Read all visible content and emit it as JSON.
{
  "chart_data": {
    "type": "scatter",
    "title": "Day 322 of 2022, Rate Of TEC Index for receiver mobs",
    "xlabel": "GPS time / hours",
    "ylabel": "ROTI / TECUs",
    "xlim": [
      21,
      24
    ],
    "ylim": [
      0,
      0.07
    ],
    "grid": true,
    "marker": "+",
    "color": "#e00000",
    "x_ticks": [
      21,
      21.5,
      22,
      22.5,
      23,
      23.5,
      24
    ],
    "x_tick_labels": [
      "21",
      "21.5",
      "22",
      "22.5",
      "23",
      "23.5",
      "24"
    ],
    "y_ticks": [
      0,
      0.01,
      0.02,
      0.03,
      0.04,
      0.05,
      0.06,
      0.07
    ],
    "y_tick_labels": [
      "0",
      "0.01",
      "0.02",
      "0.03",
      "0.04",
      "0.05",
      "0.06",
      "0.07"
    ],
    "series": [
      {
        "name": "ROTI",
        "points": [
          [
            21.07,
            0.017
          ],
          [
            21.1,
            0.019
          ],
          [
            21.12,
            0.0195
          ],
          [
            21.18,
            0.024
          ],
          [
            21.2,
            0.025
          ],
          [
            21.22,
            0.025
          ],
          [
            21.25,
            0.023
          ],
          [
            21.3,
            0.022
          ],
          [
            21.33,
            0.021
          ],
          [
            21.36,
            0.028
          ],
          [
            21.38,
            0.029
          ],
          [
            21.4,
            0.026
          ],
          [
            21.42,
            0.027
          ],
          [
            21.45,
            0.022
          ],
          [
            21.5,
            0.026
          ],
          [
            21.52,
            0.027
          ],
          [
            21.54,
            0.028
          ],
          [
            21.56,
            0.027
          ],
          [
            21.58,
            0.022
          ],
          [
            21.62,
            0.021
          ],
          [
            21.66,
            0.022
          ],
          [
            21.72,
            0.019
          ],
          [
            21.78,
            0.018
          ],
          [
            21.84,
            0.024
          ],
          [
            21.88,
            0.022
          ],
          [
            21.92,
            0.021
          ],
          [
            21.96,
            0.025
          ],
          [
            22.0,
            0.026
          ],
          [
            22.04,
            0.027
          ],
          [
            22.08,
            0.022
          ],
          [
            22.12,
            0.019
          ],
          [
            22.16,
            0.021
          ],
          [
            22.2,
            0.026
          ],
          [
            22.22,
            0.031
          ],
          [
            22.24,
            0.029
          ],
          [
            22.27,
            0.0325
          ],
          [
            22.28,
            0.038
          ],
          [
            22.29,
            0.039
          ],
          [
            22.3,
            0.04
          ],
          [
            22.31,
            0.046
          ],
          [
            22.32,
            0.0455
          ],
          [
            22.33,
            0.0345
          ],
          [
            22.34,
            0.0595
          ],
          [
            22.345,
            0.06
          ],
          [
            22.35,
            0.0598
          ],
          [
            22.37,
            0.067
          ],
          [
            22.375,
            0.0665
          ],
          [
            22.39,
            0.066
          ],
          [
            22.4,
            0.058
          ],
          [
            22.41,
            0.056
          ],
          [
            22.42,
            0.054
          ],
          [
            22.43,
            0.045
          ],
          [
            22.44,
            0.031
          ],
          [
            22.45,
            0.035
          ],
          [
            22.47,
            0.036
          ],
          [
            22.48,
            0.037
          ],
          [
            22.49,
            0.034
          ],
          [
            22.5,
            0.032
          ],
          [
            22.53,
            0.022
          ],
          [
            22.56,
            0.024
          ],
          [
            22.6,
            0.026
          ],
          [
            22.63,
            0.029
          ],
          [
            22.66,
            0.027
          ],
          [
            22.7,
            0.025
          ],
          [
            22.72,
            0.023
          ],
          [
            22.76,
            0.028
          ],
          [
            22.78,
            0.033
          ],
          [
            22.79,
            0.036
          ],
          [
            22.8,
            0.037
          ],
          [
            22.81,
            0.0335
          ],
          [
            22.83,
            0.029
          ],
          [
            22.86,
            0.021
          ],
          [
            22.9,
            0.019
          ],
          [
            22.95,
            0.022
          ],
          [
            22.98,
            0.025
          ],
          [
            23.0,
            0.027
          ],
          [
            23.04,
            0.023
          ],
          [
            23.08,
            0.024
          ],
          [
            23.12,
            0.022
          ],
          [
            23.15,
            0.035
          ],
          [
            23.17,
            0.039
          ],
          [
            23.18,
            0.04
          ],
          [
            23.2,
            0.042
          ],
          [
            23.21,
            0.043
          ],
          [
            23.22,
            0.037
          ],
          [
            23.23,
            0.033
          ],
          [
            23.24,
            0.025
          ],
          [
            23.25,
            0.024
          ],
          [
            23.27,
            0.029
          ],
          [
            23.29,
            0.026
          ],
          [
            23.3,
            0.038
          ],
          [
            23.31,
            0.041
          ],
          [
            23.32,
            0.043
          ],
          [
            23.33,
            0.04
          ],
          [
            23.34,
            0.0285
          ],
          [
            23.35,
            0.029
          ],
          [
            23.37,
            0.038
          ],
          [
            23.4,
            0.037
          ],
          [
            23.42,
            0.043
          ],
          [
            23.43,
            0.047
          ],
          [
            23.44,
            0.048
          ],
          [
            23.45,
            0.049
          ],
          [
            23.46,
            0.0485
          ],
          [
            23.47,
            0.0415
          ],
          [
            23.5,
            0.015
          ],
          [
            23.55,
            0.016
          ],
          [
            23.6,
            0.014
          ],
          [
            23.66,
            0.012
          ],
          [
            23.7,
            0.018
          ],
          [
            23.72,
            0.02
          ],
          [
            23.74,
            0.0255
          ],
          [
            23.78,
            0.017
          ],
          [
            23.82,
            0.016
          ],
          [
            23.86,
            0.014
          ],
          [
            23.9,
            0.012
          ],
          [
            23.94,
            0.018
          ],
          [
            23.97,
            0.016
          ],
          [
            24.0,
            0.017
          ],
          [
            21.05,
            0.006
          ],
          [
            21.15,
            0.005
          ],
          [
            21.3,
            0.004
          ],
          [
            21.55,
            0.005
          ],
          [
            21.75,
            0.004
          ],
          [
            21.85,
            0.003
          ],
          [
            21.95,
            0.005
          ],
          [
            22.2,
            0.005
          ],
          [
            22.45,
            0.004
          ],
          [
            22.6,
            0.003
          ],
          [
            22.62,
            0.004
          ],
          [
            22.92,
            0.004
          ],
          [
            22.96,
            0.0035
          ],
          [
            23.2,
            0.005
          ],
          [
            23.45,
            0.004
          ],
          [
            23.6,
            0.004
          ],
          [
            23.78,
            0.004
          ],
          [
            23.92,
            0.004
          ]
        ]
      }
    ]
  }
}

» **Short exercise**: Can you give every line above again, exactly as written?

» **Output of the task**:
Read all visible content and emit it as JSON.
{
  "chart_data": {
    "type": "scatter",
    "title": "Day 322 of 2022, Rate Of TEC Index for receiver mobs",
    "xlabel": "GPS time / hours",
    "ylabel": "ROTI / TECUs",
    "xlim": [
      21,
      24
    ],
    "ylim": [
      0,
      0.07
    ],
    "grid": true,
    "marker": "+",
    "color": "#e00000",
    "x_ticks": [
      21,
      21.5,
      22,
      22.5,
      23,
      23.5,
      24
    ],
    "x_tick_labels": [
      "21",
      "21.5",
      "22",
      "22.5",
      "23",
      "23.5",
      "24"
    ],
    "y_ticks": [
      0,
      0.01,
      0.02,
      0.03,
      0.04,
      0.05,
      0.06,
      0.07
    ],
    "y_tick_labels": [
      "0",
      "0.01",
      "0.02",
      "0.03",
      "0.04",
      "0.05",
      "0.06",
      "0.07"
    ],
    "series": [
      {
        "name": "ROTI",
        "points": [
          [
            21.07,
            0.017
          ],
          [
            21.1,
            0.019
          ],
          [
            21.12,
            0.0195
          ],
          [
            21.18,
            0.024
          ],
          [
            21.2,
            0.025
          ],
          [
            21.22,
            0.025
          ],
          [
            21.25,
            0.023
          ],
          [
            21.3,
            0.022
          ],
          [
            21.33,
            0.021
          ],
          [
            21.36,
            0.028
          ],
          [
            21.38,
            0.029
          ],
          [
            21.4,
            0.026
          ],
          [
            21.42,
            0.027
          ],
          [
            21.45,
            0.022
          ],
          [
            21.5,
            0.026
          ],
          [
            21.52,
            0.027
          ],
          [
            21.54,
            0.028
          ],
          [
            21.56,
            0.027
          ],
          [
            21.58,
            0.022
          ],
          [
            21.62,
            0.021
          ],
          [
            21.66,
            0.022
          ],
          [
            21.72,
            0.019
          ],
          [
            21.78,
            0.018
          ],
          [
            21.84,
            0.024
          ],
          [
            21.88,
            0.022
          ],
          [
            21.92,
            0.021
          ],
          [
            21.96,
            0.025
          ],
          [
            22.0,
            0.026
          ],
          [
            22.04,
            0.027
          ],
          [
            22.08,
            0.022
          ],
          [
            22.12,
            0.019
          ],
          [
            22.16,
            0.021
          ],
          [
            22.2,
            0.026
          ],
          [
            22.22,
            0.031
          ],
          [
            22.24,
            0.029
          ],
          [
            22.27,
            0.0325
          ],
          [
            22.28,
            0.038
          ],
          [
            22.29,
            0.039
          ],
          [
            22.3,
            0.04
          ],
          [
            22.31,
            0.046
          ],
          [
            22.32,
            0.0455
          ],
          [
            22.33,
            0.0345
          ],
          [
            22.34,
            0.0595
          ],
          [
            22.345,
            0.06
          ],
          [
            22.35,
            0.0598
          ],
          [
            22.37,
            0.067
          ],
          [
            22.375,
            0.0665
          ],
          [
            22.39,
            0.066
          ],
          [
            22.4,
            0.058
          ],
          [
            22.41,
            0.056
          ],
          [
            22.42,
            0.054
          ],
          [
            22.43,
            0.045
          ],
          [
            22.44,
            0.031
          ],
          [
            22.45,
            0.035
          ],
          [
            22.47,
            0.036
          ],
          [
            22.48,
            0.037
          ],
          [
            22.49,
            0.034
          ],
          [
            22.5,
            0.032
          ],
          [
            22.53,
            0.022
          ],
          [
            22.56,
            0.024
          ],
          [
            22.6,
            0.026
          ],
          [
            22.63,
            0.029
          ],
          [
            22.66,
            0.027
          ],
          [
            22.7,
            0.025
          ],
          [
            22.72,
            0.023
          ],
          [
            22.76,
            0.028
          ],
          [
            22.78,
            0.033
          ],
          [
            22.79,
            0.036
          ],
          [
            22.8,
            0.037
          ],
          [
            22.81,
            0.0335
          ],
          [
            22.83,
            0.029
          ],
          [
            22.86,
            0.021
          ],
          [
            22.9,
            0.019
          ],
          [
            22.95,
            0.022
          ],
          [
            22.98,
            0.025
          ],
          [
            23.0,
            0.027
          ],
          [
            23.04,
            0.023
          ],
          [
            23.08,
            0.024
          ],
          [
            23.12,
            0.022
          ],
          [
            23.15,
            0.035
          ],
          [
            23.17,
            0.039
          ],
          [
            23.18,
            0.04
          ],
          [
            23.2,
            0.042
          ],
          [
            23.21,
            0.043
          ],
          [
            23.22,
            0.037
          ],
          [
            23.23,
            0.033
          ],
          [
            23.24,
            0.025
          ],
          [
            23.25,
            0.024
          ],
          [
            23.27,
            0.029
          ],
          [
            23.29,
            0.026
          ],
          [
            23.3,
            0.038
          ],
          [
            23.31,
            0.041
          ],
          [
            23.32,
            0.043
          ],
          [
            23.33,
            0.04
          ],
          [
            23.34,
            0.0285
          ],
          [
            23.35,
            0.029
          ],
          [
            23.37,
            0.038
          ],
          [
            23.4,
            0.037
          ],
          [
            23.42,
            0.043
          ],
          [
            23.43,
            0.047
          ],
          [
            23.44,
            0.048
          ],
          [
            23.45,
            0.049
          ],
          [
            23.46,
            0.0485
          ],
          [
            23.47,
            0.0415
          ],
          [
            23.5,
            0.015
          ],
          [
            23.55,
            0.016
          ],
          [
            23.6,
            0.014
          ],
          [
            23.66,
            0.012
          ],
          [
            23.7,
            0.018
          ],
          [
            23.72,
            0.02
          ],
          [
            23.74,
            0.0255
          ],
          [
            23.78,
            0.017
          ],
          [
            23.82,
            0.016
          ],
          [
            23.86,
            0.014
          ],
          [
            23.9,
            0.012
          ],
          [
            23.94,
            0.018
          ],
          [
            23.97,
            0.016
          ],
          [
            24.0,
            0.017
          ],
          [
            21.05,
            0.006
          ],
          [
            21.15,
            0.005
          ],
          [
            21.3,
            0.004
          ],
          [
            21.55,
            0.005
          ],
          [
            21.75,
            0.004
          ],
          [
            21.85,
            0.003
          ],
          [
            21.95,
            0.005
          ],
          [
            22.2,
            0.005
          ],
          [
            22.45,
            0.004
          ],
          [
            22.6,
            0.003
          ],
          [
            22.62,
            0.004
          ],
          [
            22.92,
            0.004
          ],
          [
            22.96,
            0.0035
          ],
          [
            23.2,
            0.005
          ],
          [
            23.45,
            0.004
          ],
          [
            23.6,
            0.004
          ],
          [
            23.78,
            0.004
          ],
          [
            23.92,
            0.004
          ]
        ]
      }
    ]
  }
}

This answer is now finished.